▶ [GIVEN REQUEST]: Set down the records once more, please, exactly and with the pictures left out.

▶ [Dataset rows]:
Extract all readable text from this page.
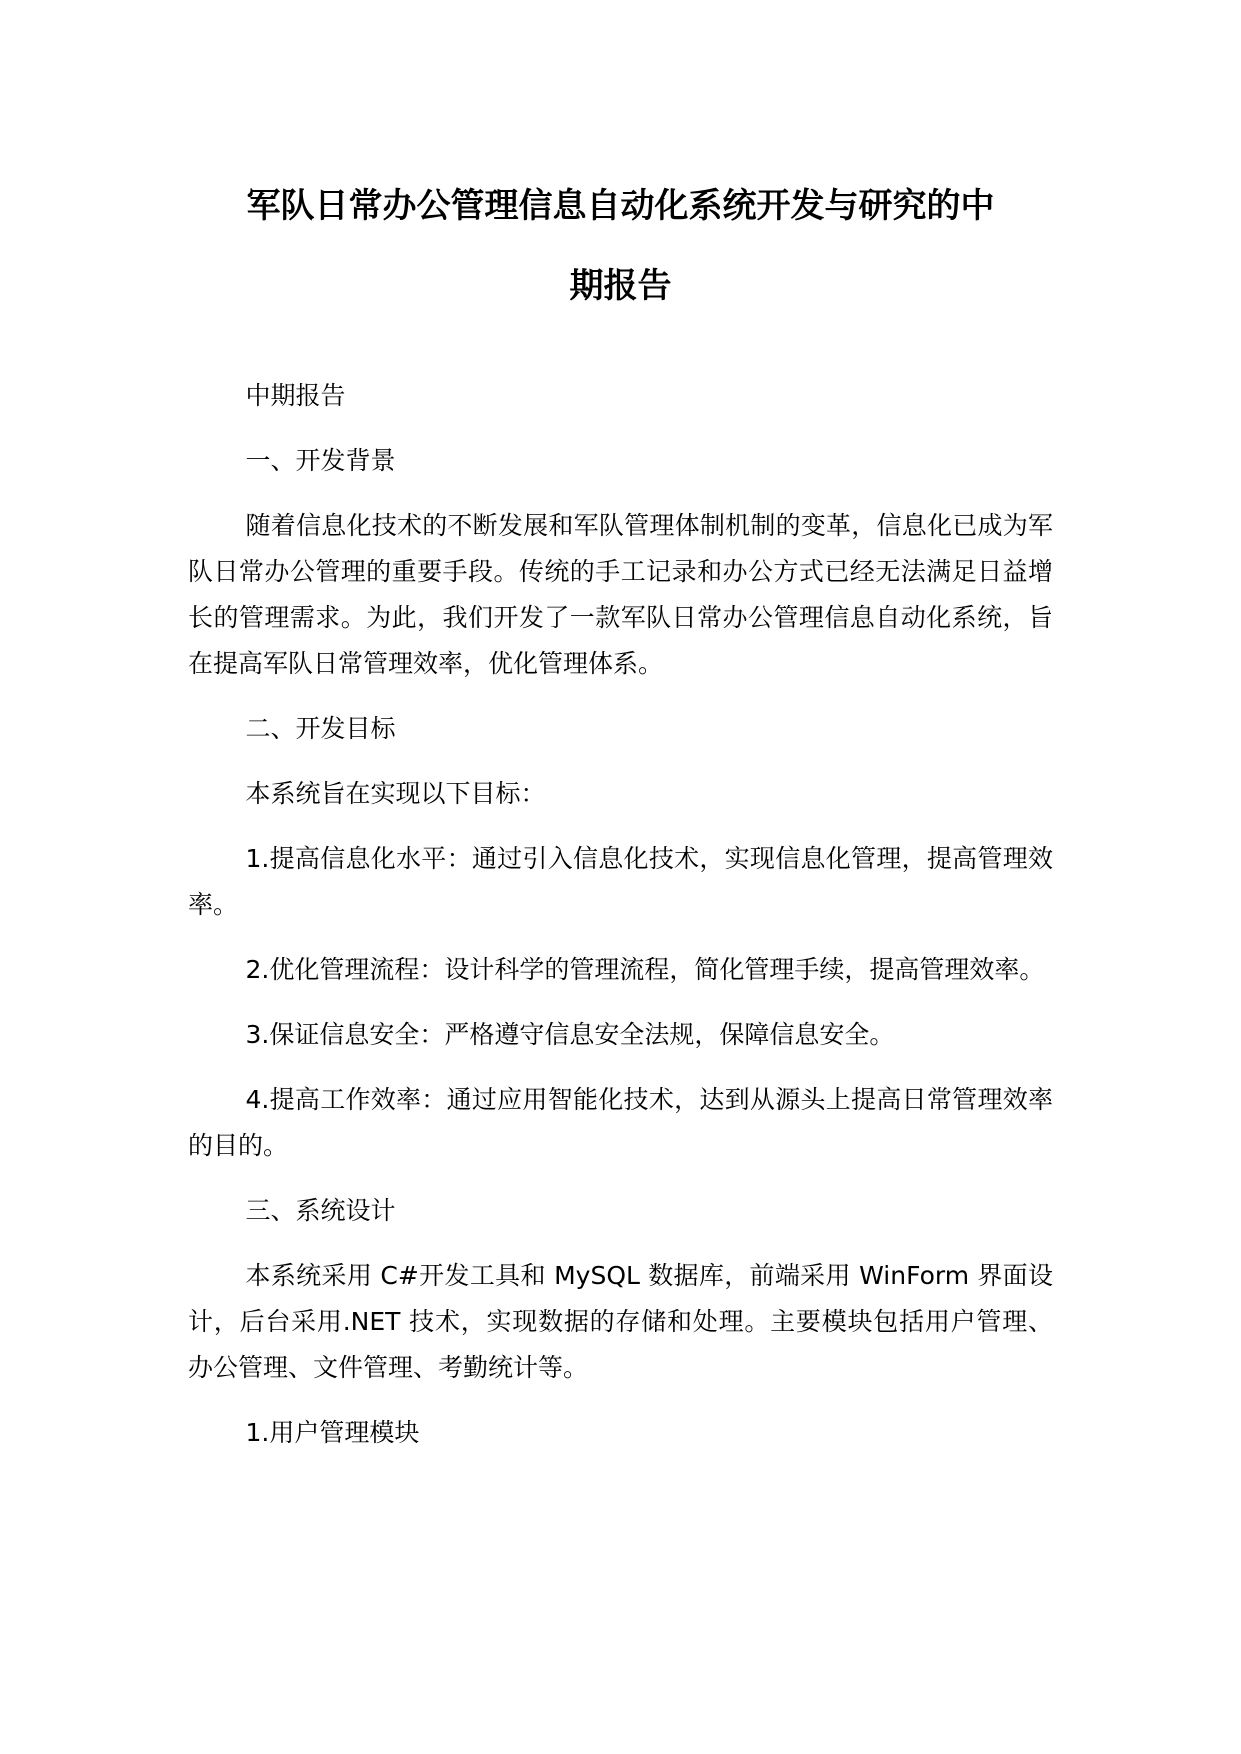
军队日常办公管理信息自动化系统开发与研究的中
期报告

中期报告

一、开发背景

随着信息化技术的不断发展和军队管理体制机制的变革，信息化已成为军队日常办公管理的重要手段。传统的手工记录和办公方式已经无法满足日益增长的管理需求。为此，我们开发了一款军队日常办公管理信息自动化系统，旨在提高军队日常管理效率，优化管理体系。

二、开发目标

本系统旨在实现以下目标：

1.提高信息化水平：通过引入信息化技术，实现信息化管理，提高管理效率。

2.优化管理流程：设计科学的管理流程，简化管理手续，提高管理效率。

3.保证信息安全：严格遵守信息安全法规，保障信息安全。

4.提高工作效率：通过应用智能化技术，达到从源头上提高日常管理效率的目的。

三、系统设计

本系统采用 C#开发工具和 MySQL 数据库，前端采用 WinForm 界面设计，后台采用.NET 技术，实现数据的存储和处理。主要模块包括用户管理、办公管理、文件管理、考勤统计等。

1.用户管理模块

▶ [TASK RESPONSE]:
Extract all readable text from this page.
军队日常办公管理信息自动化系统开发与研究的中
期报告

中期报告

一、开发背景

随着信息化技术的不断发展和军队管理体制机制的变革，信息化已成为军队日常办公管理的重要手段。传统的手工记录和办公方式已经无法满足日益增长的管理需求。为此，我们开发了一款军队日常办公管理信息自动化系统，旨在提高军队日常管理效率，优化管理体系。

二、开发目标

本系统旨在实现以下目标：

1.提高信息化水平：通过引入信息化技术，实现信息化管理，提高管理效率。

2.优化管理流程：设计科学的管理流程，简化管理手续，提高管理效率。

3.保证信息安全：严格遵守信息安全法规，保障信息安全。

4.提高工作效率：通过应用智能化技术，达到从源头上提高日常管理效率的目的。

三、系统设计

本系统采用 C#开发工具和 MySQL 数据库，前端采用 WinForm 界面设计，后台采用.NET 技术，实现数据的存储和处理。主要模块包括用户管理、办公管理、文件管理、考勤统计等。

1.用户管理模块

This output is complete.